> [Tugas Anda] Tolong tuliskan ulang bagian teks tentang teori bakat di bawah, mulai dari "Merupakan suatu kewajiban" sampai dengan "Apa pengertian bakat?", tanpa mengubah satu kata pun.

> [Petikan Teks]
=====

Minggu, 25 Maret 2012

TEORI BAKAT

BAB I
PENDAHULUAN

1.1  LATAR BELAKANG MASALAH
Anak berbakat mempunyai kebutuhan dan masalah khusus. Jika mendapat pembinaan yang tepat yang memungkinkan mereka mengembangkan bakat dan kemampuan mereka secara utuh dan optimal, mereka dapat memberi sumbangan yang luar biasa kepada masyarakat. Jika bakat mereka tidak dikembangkan mereka dapat menjadi underachiever, yakni seseorang yang kinerjanya dibawah kemampuannya, dan hal ini tidak merugikan perkembangan dirinya saja tetapi juga merugikan masyarakat yang kehilangan bibit unggul untuk pembangunan negara.
Merupakan suatu kewajiban dan tanggung jawab bagi kita untuk membantu memupuk talenta anak-anak berbakat. Oleh sebab itu, di sini penulis akan mengupas lebih jauh tentang teori-teori bakat. Yang diharapkan dengan penulisan makalah ini, dapat memberikan sumbangsih untuk memudahkan kita mengasah kreativitas anak berbakat.

1.2  RUMUSAN MASALAH
1.      Apa pengertian bakat?
2.      Seperti apa teori bakat menurut teori psikoanalisis?
3.      Bagaimana teori bakat menurut teori humanistik?

=====

> [Data yang Diberikan]
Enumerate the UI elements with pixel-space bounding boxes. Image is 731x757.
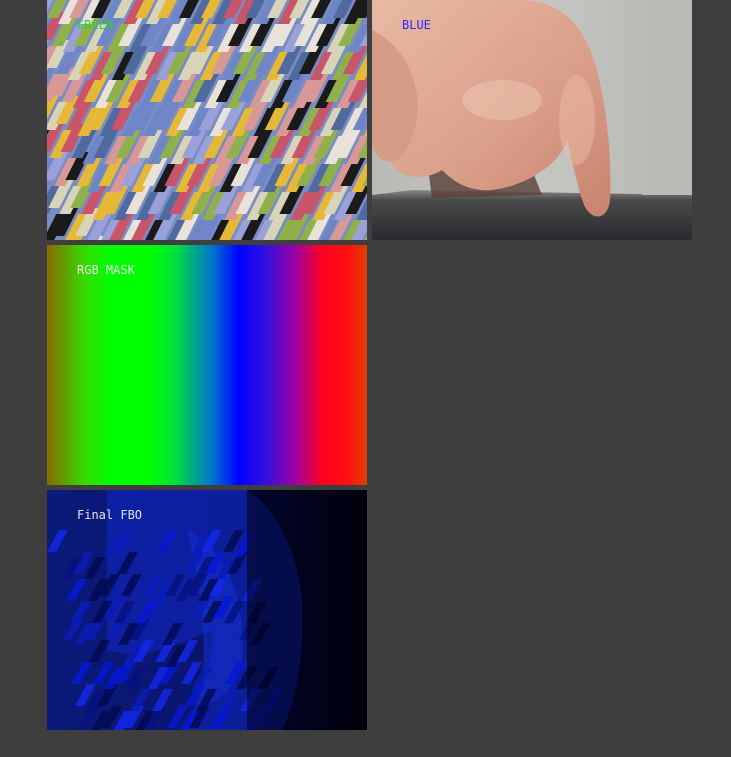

=====

> [Jawaban]
Merupakan suatu kewajiban dan tanggung jawab bagi kita untuk membantu memupuk talenta anak-anak berbakat. Oleh sebab itu, di sini penulis akan mengupas lebih jauh tentang teori-teori bakat. Yang diharapkan dengan penulisan makalah ini, dapat memberikan sumbangsih untuk memudahkan kita mengasah kreativitas anak berbakat.

1.2  RUMUSAN MASALAH
1.      Apa pengertian bakat?